WHAT IS ASKED = From the items below, pull out every line that contains the string "confirmado" and copy each one.

DATA LISTING =
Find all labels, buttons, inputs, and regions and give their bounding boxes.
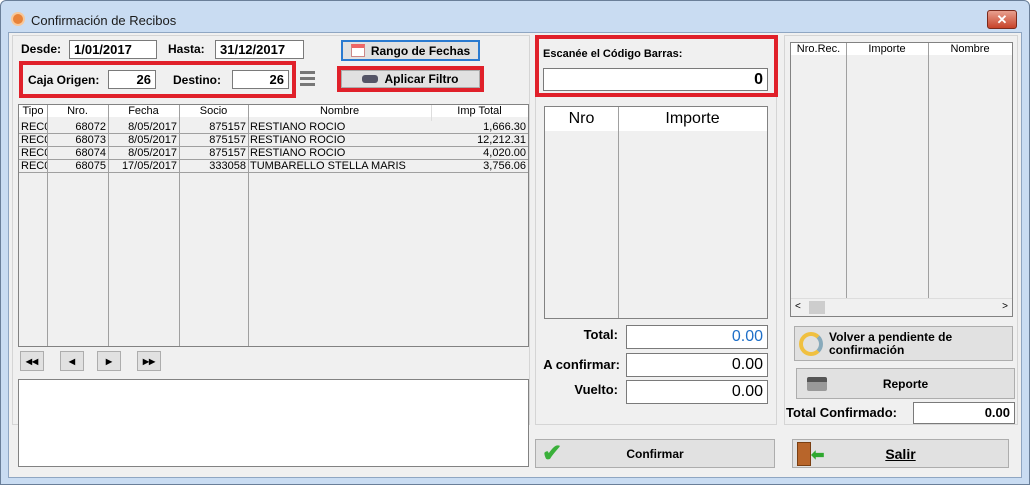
hasta-label: Hasta: <box>168 42 205 56</box>
rango-fechas-label: Rango de Fechas <box>370 43 471 58</box>
a-confirmar-value: 0.00 <box>626 353 768 377</box>
nav-next-button[interactable]: ▶ <box>97 351 121 371</box>
nav-prev-button[interactable]: ◀ <box>60 351 84 371</box>
total-confirmado-label: Total Confirmado: <box>786 405 897 420</box>
table-cell: 68072 <box>75 121 106 133</box>
total-label: Total: <box>583 327 618 342</box>
table-cell: 17/05/2017 <box>121 160 177 172</box>
table-cell: REC0 <box>21 134 47 146</box>
confirmed-grid[interactable]: Nro.Rec. Importe Nombre < > <box>790 42 1013 317</box>
reporte-button[interactable]: Reporte <box>796 368 1015 399</box>
table-cell: TUMBARELLO STELLA MARIS <box>250 160 406 172</box>
total-value: 0.00 <box>626 325 768 349</box>
arrow-left-icon: ⬅ <box>811 447 825 464</box>
col-header-imp-total[interactable]: Imp Total <box>431 105 528 117</box>
table-cell: 68074 <box>75 147 106 159</box>
col-header-nro[interactable]: Nro. <box>47 105 108 117</box>
close-button[interactable]: ✕ <box>987 10 1017 29</box>
col-header-fecha[interactable]: Fecha <box>108 105 179 117</box>
table-cell: REC0 <box>21 121 47 133</box>
reporte-label: Reporte <box>882 376 929 391</box>
col-header-socio[interactable]: Socio <box>179 105 248 117</box>
table-cell: 875157 <box>209 121 246 133</box>
col-header-nro[interactable]: Nro <box>545 107 618 131</box>
table-cell: RESTIANO ROCIO <box>250 121 346 133</box>
col-header-tipo[interactable]: Tipo <box>19 105 47 117</box>
scrollbar-thumb[interactable] <box>809 301 825 314</box>
aplicar-highlight <box>337 66 484 92</box>
calendar-icon <box>350 44 365 57</box>
confirmar-label: Confirmar <box>626 446 684 461</box>
volver-pendiente-button[interactable]: Volver a pendiente de confirmación <box>794 326 1013 361</box>
printer-icon <box>807 377 827 391</box>
destino-label: Destino: <box>173 73 221 87</box>
receipts-grid[interactable]: Tipo Nro. Fecha Socio Nombre Imp Total R… <box>18 104 529 347</box>
scan-highlight <box>535 35 778 97</box>
nav-first-button[interactable]: ◀◀ <box>20 351 44 371</box>
table-cell: 68073 <box>75 134 106 146</box>
refresh-icon <box>799 331 823 356</box>
table-cell: 8/05/2017 <box>128 134 177 146</box>
confirmed-panel <box>784 35 1018 425</box>
col-header-nro-rec[interactable]: Nro.Rec. <box>791 43 846 55</box>
table-row[interactable]: REC0 68073 8/05/2017 875157 RESTIANO ROCIO 12… <box>19 134 528 147</box>
barcode-input[interactable]: 0 <box>543 68 768 91</box>
table-cell: 8/05/2017 <box>128 121 177 133</box>
rango-fechas-button[interactable]: Rango de Fechas <box>341 40 480 61</box>
table-cell: 4,020.00 <box>483 147 526 159</box>
col-header-nombre[interactable]: Nombre <box>248 105 431 117</box>
scan-label: Escanée el Código Barras: <box>543 48 683 60</box>
desde-label: Desde: <box>21 42 62 56</box>
table-cell: 8/05/2017 <box>128 147 177 159</box>
table-cell: RESTIANO ROCIO <box>250 134 346 146</box>
scan-grid[interactable]: Nro Importe <box>544 106 768 319</box>
col-header-importe[interactable]: Importe <box>846 43 928 55</box>
horizontal-scrollbar[interactable]: < > <box>791 298 1012 316</box>
nav-last-button[interactable]: ▶▶ <box>137 351 161 371</box>
vuelto-value: 0.00 <box>626 380 768 404</box>
total-confirmado-value: 0.00 <box>913 402 1015 424</box>
caja-highlight <box>19 61 296 98</box>
table-cell: 12,212.31 <box>477 134 526 146</box>
table-row[interactable]: REC0 68072 8/05/2017 875157 RESTIANO ROCIO 1,… <box>19 121 528 134</box>
table-cell: 3,756.06 <box>483 160 526 172</box>
aplicar-filtro-label: Aplicar Filtro <box>384 72 459 86</box>
caja-origen-input[interactable]: 26 <box>108 70 156 89</box>
table-row[interactable]: REC0 68074 8/05/2017 875157 RESTIANO ROCIO 4,… <box>19 147 528 160</box>
menu-icon[interactable] <box>300 71 315 87</box>
vuelto-label: Vuelto: <box>574 382 618 397</box>
salir-label: Salir <box>885 445 916 462</box>
table-cell: 1,666.30 <box>483 121 526 133</box>
table-cell: RESTIANO ROCIO <box>250 147 346 159</box>
table-cell: REC0 <box>21 160 47 172</box>
col-header-importe[interactable]: Importe <box>618 107 767 131</box>
table-row[interactable]: REC0 68075 17/05/2017 333058 TUMBARELLO STEL… <box>19 160 528 173</box>
confirmar-button[interactable]: ✔ Confirmar <box>535 439 775 468</box>
hasta-input[interactable]: 31/12/2017 <box>215 40 304 59</box>
checkmark-icon: ✔ <box>542 440 563 467</box>
exit-door-icon <box>797 442 811 466</box>
memo-box[interactable] <box>18 379 529 467</box>
salir-button[interactable]: ⬅ Salir <box>792 439 1009 468</box>
table-cell: REC0 <box>21 147 47 159</box>
table-cell: 68075 <box>75 160 106 172</box>
aplicar-filtro-button[interactable]: Aplicar Filtro <box>341 70 480 88</box>
destino-input[interactable]: 26 <box>232 70 289 89</box>
caja-origen-label: Caja Origen: <box>28 73 100 87</box>
a-confirmar-label: A confirmar: <box>543 357 620 372</box>
table-cell: 333058 <box>209 160 246 172</box>
app-icon <box>11 12 25 26</box>
table-cell: 875157 <box>209 147 246 159</box>
binoculars-icon <box>362 75 379 83</box>
col-header-nombre[interactable]: Nombre <box>928 43 1012 55</box>
window-title: Confirmación de Recibos <box>31 13 177 28</box>
table-cell: 875157 <box>209 134 246 146</box>
desde-input[interactable]: 1/01/2017 <box>69 40 157 59</box>
volver-pendiente-label: Volver a pendiente de confirmación <box>829 329 953 357</box>
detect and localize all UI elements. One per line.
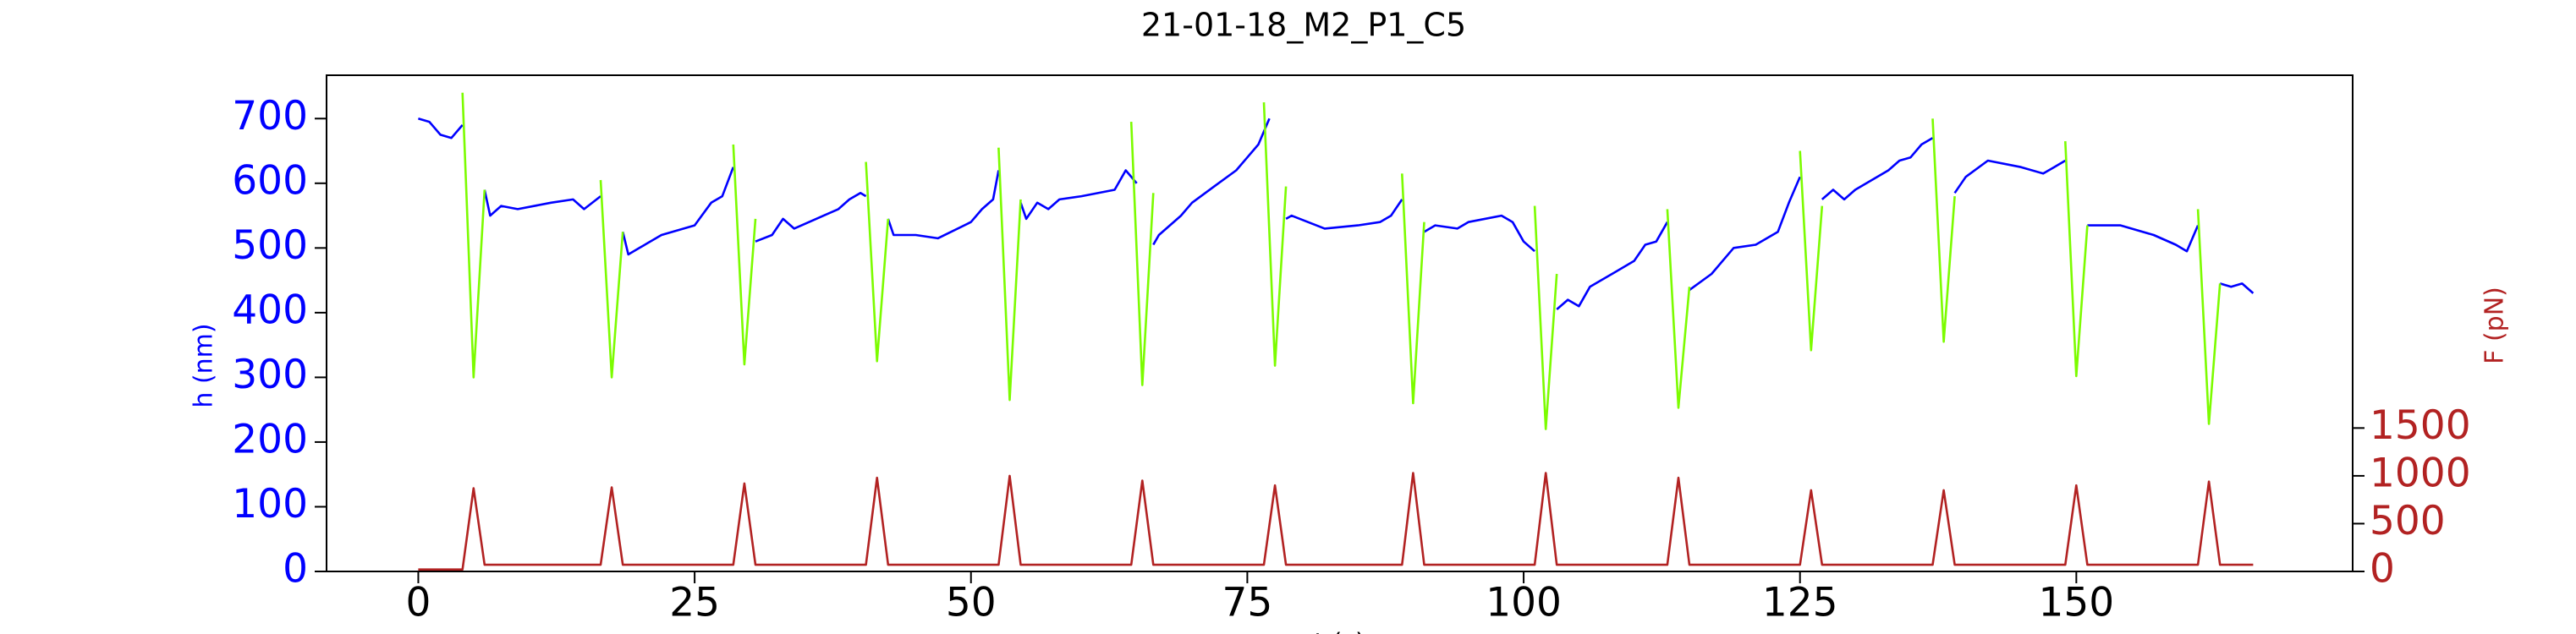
y2-tick-label: 1000 <box>2370 450 2471 496</box>
y-tick-label: 100 <box>232 481 308 527</box>
data-line <box>418 118 2255 310</box>
data-line <box>418 472 2254 571</box>
x-tick-label: 25 <box>669 580 720 626</box>
y2-tick-label: 1500 <box>2370 402 2471 449</box>
y-tick-label: 500 <box>232 222 308 269</box>
y-tick-label: 600 <box>232 157 308 204</box>
x-tick-label: 125 <box>1762 580 1838 626</box>
y2-tick-label: 500 <box>2370 498 2446 544</box>
chart-title: 21-01-18_M2_P1_C5 <box>1141 7 1466 44</box>
x-tick-label: 100 <box>1486 580 1562 626</box>
y-tick-label: 400 <box>232 287 308 333</box>
x-tick-label: 150 <box>2038 580 2114 626</box>
y2-axis-label: F (pN) <box>2480 287 2510 364</box>
x-axis-label: t (s) <box>1314 629 1365 634</box>
x-tick-label: 50 <box>946 580 997 626</box>
y-tick-label: 200 <box>232 416 308 462</box>
x-tick-label: 0 <box>405 580 431 626</box>
plot-frame <box>326 74 2354 572</box>
y-tick-label: 300 <box>232 352 308 398</box>
y-axis-label: h (nm) <box>189 323 219 407</box>
y-tick-label: 700 <box>232 93 308 139</box>
y2-tick-label: 0 <box>2370 546 2395 593</box>
y-tick-label: 0 <box>283 546 308 593</box>
data-line <box>461 92 2222 430</box>
x-tick-label: 75 <box>1222 580 1272 626</box>
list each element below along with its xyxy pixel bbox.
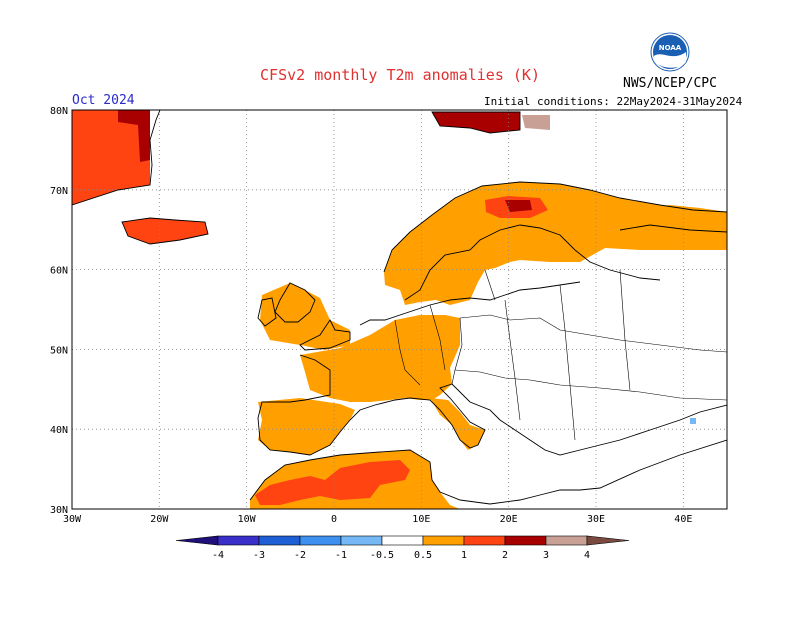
lat-tick-label: 70N [50,186,68,197]
colorbar-label: 2 [502,550,508,561]
chart-title: CFSv2 monthly T2m anomalies (K) [260,66,540,84]
colorbar-segment [258,535,301,546]
lat-tick-label: 30N [50,505,68,516]
lon-tick-label: 20W [150,514,169,525]
colorbar-label: -2 [294,550,306,561]
colorbar-segment [340,535,383,546]
coastlines [72,110,727,505]
colorbar-label: -3 [253,550,265,561]
svalbard-anomaly [432,112,520,133]
iberia-anomaly [258,398,355,455]
lat-tick-label: 50N [50,345,68,356]
western-europe-anomaly [300,315,460,402]
scandinavia-anomaly [384,182,727,305]
colorbar-label: -4 [212,550,224,561]
colorbar-arrow-high [586,535,630,546]
lat-tick-label: 60N [50,266,68,277]
colorbar: -4 -3 -2 -1 -0.5 0.5 1 2 3 4 [175,535,630,561]
noaa-logo-icon: NOAA [650,32,690,72]
country-borders [394,269,727,441]
colorbar-segment [217,535,260,546]
colorbar-label: 1 [461,550,467,561]
colorbar-label: -0.5 [370,550,394,561]
lapland-warm3 [505,200,532,212]
agency-label: NWS/NCEP/CPC [623,76,717,91]
anomaly-fills [72,110,727,509]
colorbar-label: 0.5 [414,550,432,561]
lon-tick-label: 0 [331,514,337,525]
latitude-labels: 30N 40N 50N 60N 70N 80N [50,106,68,516]
colorbar-label: 3 [543,550,549,561]
lon-tick-label: 30E [587,514,605,525]
greenland-warm3 [118,110,150,162]
franz-josef-anomaly [522,115,550,130]
colorbar-segment [463,535,506,546]
lon-tick-label: 10E [412,514,430,525]
colorbar-segment [422,535,465,546]
colorbar-segment [381,535,424,546]
lon-tick-label: 30W [63,514,82,525]
colorbar-segment [299,535,342,546]
lat-tick-label: 80N [50,106,68,117]
lon-tick-label: 40E [674,514,692,525]
lon-tick-label: 20E [500,514,518,525]
colorbar-segment [545,535,588,546]
colorbar-arrow-low [175,535,219,546]
colorbar-segment [504,535,547,546]
cool-cell [690,418,696,424]
lon-tick-label: 10W [238,514,257,525]
plot-frame [71,109,728,510]
colorbar-label: 4 [584,550,590,561]
svg-text:NOAA: NOAA [659,44,682,52]
initial-conditions: Initial conditions: 22May2024-31May2024 [484,95,743,108]
north-africa-warm2 [255,460,410,505]
longitude-labels: 30W 20W 10W 0 10E 20E 30E 40E [63,514,692,525]
colorbar-label: -1 [335,550,347,561]
forecast-month: Oct 2024 [72,93,135,108]
lat-tick-label: 40N [50,425,68,436]
gridlines [71,109,727,510]
greenland-anomaly [72,110,150,205]
italy-anomaly [430,398,485,450]
iceland-anomaly [122,218,208,244]
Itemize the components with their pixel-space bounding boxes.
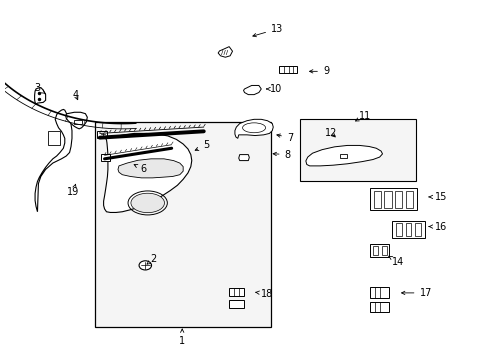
Text: 6: 6 xyxy=(134,165,146,174)
Bar xyxy=(369,188,416,210)
Text: 12: 12 xyxy=(324,128,336,138)
Bar xyxy=(95,122,270,328)
Bar xyxy=(340,154,346,158)
Bar xyxy=(229,300,243,308)
Bar xyxy=(384,190,391,207)
Polygon shape xyxy=(65,112,87,129)
Bar xyxy=(229,288,243,296)
Text: 19: 19 xyxy=(67,184,79,197)
Text: 18: 18 xyxy=(255,289,273,298)
Polygon shape xyxy=(35,109,72,212)
Text: 7: 7 xyxy=(276,133,292,143)
Bar xyxy=(381,246,386,255)
Text: 13: 13 xyxy=(252,24,283,37)
Bar xyxy=(48,131,60,145)
Text: 17: 17 xyxy=(401,288,431,298)
Bar xyxy=(299,119,415,181)
Bar xyxy=(414,223,420,236)
Polygon shape xyxy=(238,154,249,161)
Polygon shape xyxy=(118,159,183,178)
Bar xyxy=(394,190,401,207)
Text: 2: 2 xyxy=(147,255,156,264)
Text: 1: 1 xyxy=(179,329,185,346)
Bar xyxy=(369,302,388,312)
Bar xyxy=(405,190,412,207)
Bar xyxy=(74,120,81,124)
Polygon shape xyxy=(243,85,261,95)
Bar xyxy=(405,223,410,236)
Text: 4: 4 xyxy=(73,90,79,100)
Bar xyxy=(373,190,380,207)
Polygon shape xyxy=(35,87,45,104)
Text: 3: 3 xyxy=(34,83,45,94)
Text: 9: 9 xyxy=(309,66,328,76)
Bar xyxy=(391,221,424,238)
Bar xyxy=(373,246,377,255)
Bar xyxy=(101,154,110,161)
Text: 16: 16 xyxy=(428,221,446,231)
Text: 15: 15 xyxy=(428,192,446,202)
Text: 8: 8 xyxy=(273,150,290,159)
Bar xyxy=(97,131,107,138)
Text: 14: 14 xyxy=(388,256,403,267)
Bar xyxy=(279,66,297,73)
Polygon shape xyxy=(103,134,191,212)
Polygon shape xyxy=(305,145,382,166)
Text: 5: 5 xyxy=(195,140,209,150)
Bar xyxy=(395,223,401,236)
Circle shape xyxy=(139,261,151,270)
Text: 11: 11 xyxy=(355,111,370,121)
Text: 10: 10 xyxy=(266,84,281,94)
Bar xyxy=(369,243,388,257)
Bar xyxy=(369,287,388,298)
Polygon shape xyxy=(218,47,232,57)
Polygon shape xyxy=(234,119,273,138)
Ellipse shape xyxy=(131,193,164,213)
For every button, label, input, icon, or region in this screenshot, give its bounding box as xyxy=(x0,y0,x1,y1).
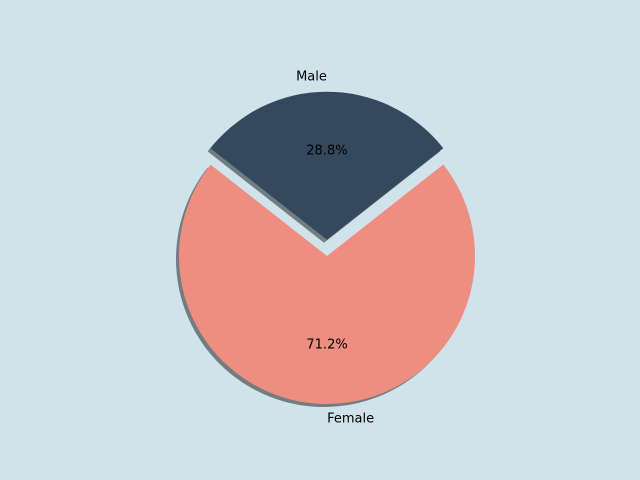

RESPONSE =
total-confirmado-label: Total Confirmado: <box>786 405 897 420</box>
total-confirmado-value: 0.00 <box>913 402 1015 424</box>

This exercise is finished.